正文.

○ ○ ○ ○ ○

已经是八年以前的事了。当时我正在干校里当泥水小工。一天,换上了
劳动服正准备上工,忽然一位头头来通知了,要我马上回上海去,第二天一
早到单位里去报到。这是出乎意料的,是吉是凶,完全不能预卜。但自己明
白,八成不会是好事。第二天遵命去报到了,先是受到大声呵斥,坐在门外,
接着那位头头出现了,简单地说了一句,“今天要按政策没收你的全部藏书”。
这时我就立刻省悟,为什么采取了如此神秘而迅速的手段,那是防备我会进
行私下的转移。

○ ○ ○ ○ ○

[数据集记录]

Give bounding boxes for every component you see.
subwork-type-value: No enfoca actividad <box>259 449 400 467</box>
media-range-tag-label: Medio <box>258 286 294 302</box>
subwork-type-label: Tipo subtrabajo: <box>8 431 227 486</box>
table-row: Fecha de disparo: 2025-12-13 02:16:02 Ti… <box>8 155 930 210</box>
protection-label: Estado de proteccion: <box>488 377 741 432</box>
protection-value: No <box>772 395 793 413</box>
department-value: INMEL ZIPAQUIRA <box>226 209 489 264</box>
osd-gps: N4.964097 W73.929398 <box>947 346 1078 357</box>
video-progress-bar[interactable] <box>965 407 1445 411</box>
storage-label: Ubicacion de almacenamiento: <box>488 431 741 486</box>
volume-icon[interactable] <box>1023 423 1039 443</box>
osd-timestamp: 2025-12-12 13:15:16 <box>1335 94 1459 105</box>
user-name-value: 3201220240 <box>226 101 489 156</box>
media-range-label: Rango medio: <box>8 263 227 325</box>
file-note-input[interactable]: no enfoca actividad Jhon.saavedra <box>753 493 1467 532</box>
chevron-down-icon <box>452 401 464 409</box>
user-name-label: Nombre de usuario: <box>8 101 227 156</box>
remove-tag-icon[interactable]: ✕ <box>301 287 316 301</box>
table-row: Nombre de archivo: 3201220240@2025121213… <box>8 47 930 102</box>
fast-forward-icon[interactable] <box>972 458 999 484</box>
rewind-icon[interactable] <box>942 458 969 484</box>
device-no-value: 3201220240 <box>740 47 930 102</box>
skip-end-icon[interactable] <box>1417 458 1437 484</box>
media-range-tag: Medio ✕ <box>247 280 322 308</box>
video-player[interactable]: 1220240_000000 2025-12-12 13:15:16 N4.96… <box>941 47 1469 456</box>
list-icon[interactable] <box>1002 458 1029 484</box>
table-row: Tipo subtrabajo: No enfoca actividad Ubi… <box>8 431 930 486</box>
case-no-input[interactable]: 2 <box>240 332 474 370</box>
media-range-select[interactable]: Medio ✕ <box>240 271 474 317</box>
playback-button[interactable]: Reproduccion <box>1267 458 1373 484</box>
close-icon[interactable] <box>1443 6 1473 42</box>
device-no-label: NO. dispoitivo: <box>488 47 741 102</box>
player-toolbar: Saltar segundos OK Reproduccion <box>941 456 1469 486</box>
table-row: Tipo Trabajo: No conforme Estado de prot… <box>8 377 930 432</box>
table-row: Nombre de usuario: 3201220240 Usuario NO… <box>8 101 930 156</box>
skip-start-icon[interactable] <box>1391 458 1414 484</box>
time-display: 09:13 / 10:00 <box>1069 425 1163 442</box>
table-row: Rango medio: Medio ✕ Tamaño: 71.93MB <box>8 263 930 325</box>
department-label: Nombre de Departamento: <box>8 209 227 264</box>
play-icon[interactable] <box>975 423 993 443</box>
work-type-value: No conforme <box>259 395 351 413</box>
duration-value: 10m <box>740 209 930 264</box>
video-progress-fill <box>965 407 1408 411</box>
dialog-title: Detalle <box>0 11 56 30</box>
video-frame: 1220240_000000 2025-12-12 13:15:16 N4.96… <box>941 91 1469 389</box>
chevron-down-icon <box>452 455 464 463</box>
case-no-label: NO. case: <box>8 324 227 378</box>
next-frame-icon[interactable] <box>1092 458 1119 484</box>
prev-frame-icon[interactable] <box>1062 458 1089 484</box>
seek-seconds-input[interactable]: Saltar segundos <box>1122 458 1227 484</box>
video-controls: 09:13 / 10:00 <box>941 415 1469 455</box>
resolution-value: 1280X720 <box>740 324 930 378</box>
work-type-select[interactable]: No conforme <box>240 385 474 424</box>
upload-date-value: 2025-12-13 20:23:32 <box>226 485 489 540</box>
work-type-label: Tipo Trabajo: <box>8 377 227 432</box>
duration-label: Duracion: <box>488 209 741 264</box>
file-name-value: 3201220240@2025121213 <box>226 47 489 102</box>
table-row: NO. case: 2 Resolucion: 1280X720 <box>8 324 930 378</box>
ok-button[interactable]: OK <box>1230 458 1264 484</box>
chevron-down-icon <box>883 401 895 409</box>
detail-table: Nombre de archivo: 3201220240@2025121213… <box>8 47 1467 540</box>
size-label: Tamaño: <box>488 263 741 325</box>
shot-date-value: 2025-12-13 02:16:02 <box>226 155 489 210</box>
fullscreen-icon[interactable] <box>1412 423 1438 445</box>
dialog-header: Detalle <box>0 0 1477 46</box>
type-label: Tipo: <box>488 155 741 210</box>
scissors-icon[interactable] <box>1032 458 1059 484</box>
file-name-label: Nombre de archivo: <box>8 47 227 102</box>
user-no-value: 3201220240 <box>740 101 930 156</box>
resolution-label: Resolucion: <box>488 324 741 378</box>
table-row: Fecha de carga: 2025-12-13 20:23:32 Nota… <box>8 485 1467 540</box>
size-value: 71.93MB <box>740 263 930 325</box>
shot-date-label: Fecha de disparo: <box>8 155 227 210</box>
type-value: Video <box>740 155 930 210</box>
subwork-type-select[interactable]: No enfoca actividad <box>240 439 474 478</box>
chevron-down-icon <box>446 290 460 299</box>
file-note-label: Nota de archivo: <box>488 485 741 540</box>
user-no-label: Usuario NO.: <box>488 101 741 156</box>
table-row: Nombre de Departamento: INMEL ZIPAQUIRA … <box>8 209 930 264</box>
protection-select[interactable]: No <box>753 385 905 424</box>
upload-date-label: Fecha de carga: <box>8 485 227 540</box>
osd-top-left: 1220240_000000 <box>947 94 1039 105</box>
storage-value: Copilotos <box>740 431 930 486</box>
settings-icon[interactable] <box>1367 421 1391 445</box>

○ ○ ○ ○ ○

任务说明.
请依据正文回答下列问题:
1. 接到通知时,“我”在干校里担任什么工作?
2. 头头通知“我”于何时到单位报到?
3. 头头宣布当天要按政策做什么?

完整答案.
1. 泥水小工。
2. 第二天一早。
3. 没收“我”的全部藏书。